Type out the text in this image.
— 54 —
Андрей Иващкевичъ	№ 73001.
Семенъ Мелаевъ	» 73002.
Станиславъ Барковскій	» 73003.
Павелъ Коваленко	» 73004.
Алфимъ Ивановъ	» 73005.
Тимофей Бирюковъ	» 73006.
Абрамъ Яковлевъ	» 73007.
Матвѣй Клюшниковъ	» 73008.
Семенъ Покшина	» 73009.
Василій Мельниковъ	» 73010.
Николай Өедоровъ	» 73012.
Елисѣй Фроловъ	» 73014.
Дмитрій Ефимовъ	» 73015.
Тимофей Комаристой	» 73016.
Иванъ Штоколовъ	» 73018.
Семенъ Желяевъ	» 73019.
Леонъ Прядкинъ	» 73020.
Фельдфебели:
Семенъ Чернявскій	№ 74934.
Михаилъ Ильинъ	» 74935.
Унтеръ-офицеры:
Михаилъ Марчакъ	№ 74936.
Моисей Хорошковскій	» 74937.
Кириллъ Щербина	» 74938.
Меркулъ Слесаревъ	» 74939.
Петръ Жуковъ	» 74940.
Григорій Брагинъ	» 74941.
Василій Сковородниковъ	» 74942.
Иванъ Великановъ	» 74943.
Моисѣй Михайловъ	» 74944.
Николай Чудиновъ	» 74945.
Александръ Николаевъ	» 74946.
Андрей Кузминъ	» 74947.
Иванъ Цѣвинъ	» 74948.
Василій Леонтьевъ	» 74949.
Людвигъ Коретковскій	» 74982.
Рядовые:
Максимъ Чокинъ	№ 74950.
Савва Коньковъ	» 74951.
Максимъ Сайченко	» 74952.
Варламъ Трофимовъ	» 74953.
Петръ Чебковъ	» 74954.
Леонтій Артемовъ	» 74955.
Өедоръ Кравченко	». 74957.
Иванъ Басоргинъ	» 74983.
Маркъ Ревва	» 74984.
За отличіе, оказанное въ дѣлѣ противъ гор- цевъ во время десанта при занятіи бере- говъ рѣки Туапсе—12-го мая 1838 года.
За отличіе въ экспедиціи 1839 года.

____

» **What you should do**
Determine the number of lines in the listing that contain the string "отличіе". Write that number and nothing else.

» **Exercise answer**
2